> _Instruction_: Print the data that follows exactly.

* Start Material supplied *

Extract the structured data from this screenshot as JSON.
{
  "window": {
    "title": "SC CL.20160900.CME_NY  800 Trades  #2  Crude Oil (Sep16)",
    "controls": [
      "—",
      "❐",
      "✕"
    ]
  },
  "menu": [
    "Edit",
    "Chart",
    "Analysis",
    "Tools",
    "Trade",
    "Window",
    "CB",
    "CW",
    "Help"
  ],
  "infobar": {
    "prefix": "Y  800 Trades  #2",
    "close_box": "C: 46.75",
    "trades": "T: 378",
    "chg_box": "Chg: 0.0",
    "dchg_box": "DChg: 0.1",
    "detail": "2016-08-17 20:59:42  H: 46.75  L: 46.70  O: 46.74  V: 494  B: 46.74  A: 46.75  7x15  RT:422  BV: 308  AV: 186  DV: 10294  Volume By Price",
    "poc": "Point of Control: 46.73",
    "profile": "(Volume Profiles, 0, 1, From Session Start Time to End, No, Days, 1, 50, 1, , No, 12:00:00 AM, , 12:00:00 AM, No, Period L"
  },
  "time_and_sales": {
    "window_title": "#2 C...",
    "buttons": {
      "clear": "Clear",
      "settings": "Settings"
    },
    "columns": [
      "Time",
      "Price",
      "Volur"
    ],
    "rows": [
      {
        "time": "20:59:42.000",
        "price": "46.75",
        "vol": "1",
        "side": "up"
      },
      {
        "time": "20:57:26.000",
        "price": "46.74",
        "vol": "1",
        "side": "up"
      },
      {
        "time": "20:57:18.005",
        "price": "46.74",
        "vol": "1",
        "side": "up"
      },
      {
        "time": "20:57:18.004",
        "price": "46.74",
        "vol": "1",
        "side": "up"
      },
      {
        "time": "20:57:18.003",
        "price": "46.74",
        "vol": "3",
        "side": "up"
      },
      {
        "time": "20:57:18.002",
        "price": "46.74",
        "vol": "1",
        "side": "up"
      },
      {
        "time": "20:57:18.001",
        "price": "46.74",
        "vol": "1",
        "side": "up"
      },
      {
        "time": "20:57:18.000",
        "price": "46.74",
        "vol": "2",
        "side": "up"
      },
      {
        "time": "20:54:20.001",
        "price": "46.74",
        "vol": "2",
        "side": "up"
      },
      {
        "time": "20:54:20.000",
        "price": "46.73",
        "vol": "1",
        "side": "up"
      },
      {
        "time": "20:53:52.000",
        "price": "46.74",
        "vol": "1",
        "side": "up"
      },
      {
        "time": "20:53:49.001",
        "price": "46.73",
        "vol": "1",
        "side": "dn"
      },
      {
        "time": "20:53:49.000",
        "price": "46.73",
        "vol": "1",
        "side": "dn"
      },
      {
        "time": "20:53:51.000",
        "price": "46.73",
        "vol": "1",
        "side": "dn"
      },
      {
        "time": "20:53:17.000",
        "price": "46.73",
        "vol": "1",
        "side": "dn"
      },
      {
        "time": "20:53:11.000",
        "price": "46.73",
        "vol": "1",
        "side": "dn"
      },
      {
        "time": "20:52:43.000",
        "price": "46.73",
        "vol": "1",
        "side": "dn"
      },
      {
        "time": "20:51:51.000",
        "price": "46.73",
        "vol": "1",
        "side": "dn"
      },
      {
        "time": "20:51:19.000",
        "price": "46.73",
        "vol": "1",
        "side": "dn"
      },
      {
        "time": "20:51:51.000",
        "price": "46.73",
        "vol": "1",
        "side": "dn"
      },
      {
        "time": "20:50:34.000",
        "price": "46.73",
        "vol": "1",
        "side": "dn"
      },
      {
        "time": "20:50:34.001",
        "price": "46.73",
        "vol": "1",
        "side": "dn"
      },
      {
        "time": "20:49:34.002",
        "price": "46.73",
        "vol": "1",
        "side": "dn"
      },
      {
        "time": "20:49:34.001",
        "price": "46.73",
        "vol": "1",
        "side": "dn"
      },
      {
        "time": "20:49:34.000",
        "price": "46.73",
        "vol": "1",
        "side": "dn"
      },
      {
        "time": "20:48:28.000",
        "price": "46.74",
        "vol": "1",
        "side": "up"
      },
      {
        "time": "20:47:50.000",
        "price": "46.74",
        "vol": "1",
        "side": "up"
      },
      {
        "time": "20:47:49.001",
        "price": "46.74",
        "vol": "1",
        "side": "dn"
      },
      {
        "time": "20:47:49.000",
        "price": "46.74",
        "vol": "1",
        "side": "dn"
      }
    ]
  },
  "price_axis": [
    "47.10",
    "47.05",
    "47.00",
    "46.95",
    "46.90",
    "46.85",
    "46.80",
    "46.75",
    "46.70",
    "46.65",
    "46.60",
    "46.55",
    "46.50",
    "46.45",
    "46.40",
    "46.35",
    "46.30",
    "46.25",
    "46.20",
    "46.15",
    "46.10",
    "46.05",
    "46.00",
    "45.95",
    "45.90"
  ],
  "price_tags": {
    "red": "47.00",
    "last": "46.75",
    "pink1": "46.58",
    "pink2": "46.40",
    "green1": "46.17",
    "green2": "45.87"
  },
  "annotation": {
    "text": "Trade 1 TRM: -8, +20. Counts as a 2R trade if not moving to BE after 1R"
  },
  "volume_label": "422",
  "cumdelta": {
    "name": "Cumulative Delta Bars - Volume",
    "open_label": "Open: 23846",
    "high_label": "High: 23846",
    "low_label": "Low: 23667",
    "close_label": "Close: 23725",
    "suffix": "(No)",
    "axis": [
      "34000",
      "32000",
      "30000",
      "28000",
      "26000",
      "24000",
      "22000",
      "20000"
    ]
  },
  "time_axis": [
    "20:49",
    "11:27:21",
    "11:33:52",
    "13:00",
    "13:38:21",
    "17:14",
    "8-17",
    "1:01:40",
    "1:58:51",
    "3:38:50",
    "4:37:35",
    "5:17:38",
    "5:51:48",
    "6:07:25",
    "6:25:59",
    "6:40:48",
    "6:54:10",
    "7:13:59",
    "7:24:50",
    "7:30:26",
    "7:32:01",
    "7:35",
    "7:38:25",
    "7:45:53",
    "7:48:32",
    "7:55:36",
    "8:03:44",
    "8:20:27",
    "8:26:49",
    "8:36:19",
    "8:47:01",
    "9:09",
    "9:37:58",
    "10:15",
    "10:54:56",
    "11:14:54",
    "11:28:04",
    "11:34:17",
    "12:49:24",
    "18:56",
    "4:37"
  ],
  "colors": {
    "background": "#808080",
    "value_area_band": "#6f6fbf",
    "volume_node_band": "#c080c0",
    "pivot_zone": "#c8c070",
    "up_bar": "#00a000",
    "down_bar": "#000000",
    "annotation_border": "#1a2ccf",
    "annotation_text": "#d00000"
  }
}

* End Material supplied *

> _Answer to the problem_:
Extract the structured data from this screenshot as JSON.
{
  "window": {
    "title": "SC CL.20160900.CME_NY  800 Trades  #2  Crude Oil (Sep16)",
    "controls": [
      "—",
      "❐",
      "✕"
    ]
  },
  "menu": [
    "Edit",
    "Chart",
    "Analysis",
    "Tools",
    "Trade",
    "Window",
    "CB",
    "CW",
    "Help"
  ],
  "infobar": {
    "prefix": "Y  800 Trades  #2",
    "close_box": "C: 46.75",
    "trades": "T: 378",
    "chg_box": "Chg: 0.0",
    "dchg_box": "DChg: 0.1",
    "detail": "2016-08-17 20:59:42  H: 46.75  L: 46.70  O: 46.74  V: 494  B: 46.74  A: 46.75  7x15  RT:422  BV: 308  AV: 186  DV: 10294  Volume By Price",
    "poc": "Point of Control: 46.73",
    "profile": "(Volume Profiles, 0, 1, From Session Start Time to End, No, Days, 1, 50, 1, , No, 12:00:00 AM, , 12:00:00 AM, No, Period L"
  },
  "time_and_sales": {
    "window_title": "#2 C...",
    "buttons": {
      "clear": "Clear",
      "settings": "Settings"
    },
    "columns": [
      "Time",
      "Price",
      "Volur"
    ],
    "rows": [
      {
        "time": "20:59:42.000",
        "price": "46.75",
        "vol": "1",
        "side": "up"
      },
      {
        "time": "20:57:26.000",
        "price": "46.74",
        "vol": "1",
        "side": "up"
      },
      {
        "time": "20:57:18.005",
        "price": "46.74",
        "vol": "1",
        "side": "up"
      },
      {
        "time": "20:57:18.004",
        "price": "46.74",
        "vol": "1",
        "side": "up"
      },
      {
        "time": "20:57:18.003",
        "price": "46.74",
        "vol": "3",
        "side": "up"
      },
      {
        "time": "20:57:18.002",
        "price": "46.74",
        "vol": "1",
        "side": "up"
      },
      {
        "time": "20:57:18.001",
        "price": "46.74",
        "vol": "1",
        "side": "up"
      },
      {
        "time": "20:57:18.000",
        "price": "46.74",
        "vol": "2",
        "side": "up"
      },
      {
        "time": "20:54:20.001",
        "price": "46.74",
        "vol": "2",
        "side": "up"
      },
      {
        "time": "20:54:20.000",
        "price": "46.73",
        "vol": "1",
        "side": "up"
      },
      {
        "time": "20:53:52.000",
        "price": "46.74",
        "vol": "1",
        "side": "up"
      },
      {
        "time": "20:53:49.001",
        "price": "46.73",
        "vol": "1",
        "side": "dn"
      },
      {
        "time": "20:53:49.000",
        "price": "46.73",
        "vol": "1",
        "side": "dn"
      },
      {
        "time": "20:53:51.000",
        "price": "46.73",
        "vol": "1",
        "side": "dn"
      },
      {
        "time": "20:53:17.000",
        "price": "46.73",
        "vol": "1",
        "side": "dn"
      },
      {
        "time": "20:53:11.000",
        "price": "46.73",
        "vol": "1",
        "side": "dn"
      },
      {
        "time": "20:52:43.000",
        "price": "46.73",
        "vol": "1",
        "side": "dn"
      },
      {
        "time": "20:51:51.000",
        "price": "46.73",
        "vol": "1",
        "side": "dn"
      },
      {
        "time": "20:51:19.000",
        "price": "46.73",
        "vol": "1",
        "side": "dn"
      },
      {
        "time": "20:51:51.000",
        "price": "46.73",
        "vol": "1",
        "side": "dn"
      },
      {
        "time": "20:50:34.000",
        "price": "46.73",
        "vol": "1",
        "side": "dn"
      },
      {
        "time": "20:50:34.001",
        "price": "46.73",
        "vol": "1",
        "side": "dn"
      },
      {
        "time": "20:49:34.002",
        "price": "46.73",
        "vol": "1",
        "side": "dn"
      },
      {
        "time": "20:49:34.001",
        "price": "46.73",
        "vol": "1",
        "side": "dn"
      },
      {
        "time": "20:49:34.000",
        "price": "46.73",
        "vol": "1",
        "side": "dn"
      },
      {
        "time": "20:48:28.000",
        "price": "46.74",
        "vol": "1",
        "side": "up"
      },
      {
        "time": "20:47:50.000",
        "price": "46.74",
        "vol": "1",
        "side": "up"
      },
      {
        "time": "20:47:49.001",
        "price": "46.74",
        "vol": "1",
        "side": "dn"
      },
      {
        "time": "20:47:49.000",
        "price": "46.74",
        "vol": "1",
        "side": "dn"
      }
    ]
  },
  "price_axis": [
    "47.10",
    "47.05",
    "47.00",
    "46.95",
    "46.90",
    "46.85",
    "46.80",
    "46.75",
    "46.70",
    "46.65",
    "46.60",
    "46.55",
    "46.50",
    "46.45",
    "46.40",
    "46.35",
    "46.30",
    "46.25",
    "46.20",
    "46.15",
    "46.10",
    "46.05",
    "46.00",
    "45.95",
    "45.90"
  ],
  "price_tags": {
    "red": "47.00",
    "last": "46.75",
    "pink1": "46.58",
    "pink2": "46.40",
    "green1": "46.17",
    "green2": "45.87"
  },
  "annotation": {
    "text": "Trade 1 TRM: -8, +20. Counts as a 2R trade if not moving to BE after 1R"
  },
  "volume_label": "422",
  "cumdelta": {
    "name": "Cumulative Delta Bars - Volume",
    "open_label": "Open: 23846",
    "high_label": "High: 23846",
    "low_label": "Low: 23667",
    "close_label": "Close: 23725",
    "suffix": "(No)",
    "axis": [
      "34000",
      "32000",
      "30000",
      "28000",
      "26000",
      "24000",
      "22000",
      "20000"
    ]
  },
  "time_axis": [
    "20:49",
    "11:27:21",
    "11:33:52",
    "13:00",
    "13:38:21",
    "17:14",
    "8-17",
    "1:01:40",
    "1:58:51",
    "3:38:50",
    "4:37:35",
    "5:17:38",
    "5:51:48",
    "6:07:25",
    "6:25:59",
    "6:40:48",
    "6:54:10",
    "7:13:59",
    "7:24:50",
    "7:30:26",
    "7:32:01",
    "7:35",
    "7:38:25",
    "7:45:53",
    "7:48:32",
    "7:55:36",
    "8:03:44",
    "8:20:27",
    "8:26:49",
    "8:36:19",
    "8:47:01",
    "9:09",
    "9:37:58",
    "10:15",
    "10:54:56",
    "11:14:54",
    "11:28:04",
    "11:34:17",
    "12:49:24",
    "18:56",
    "4:37"
  ],
  "colors": {
    "background": "#808080",
    "value_area_band": "#6f6fbf",
    "volume_node_band": "#c080c0",
    "pivot_zone": "#c8c070",
    "up_bar": "#00a000",
    "down_bar": "#000000",
    "annotation_border": "#1a2ccf",
    "annotation_text": "#d00000"
  }
}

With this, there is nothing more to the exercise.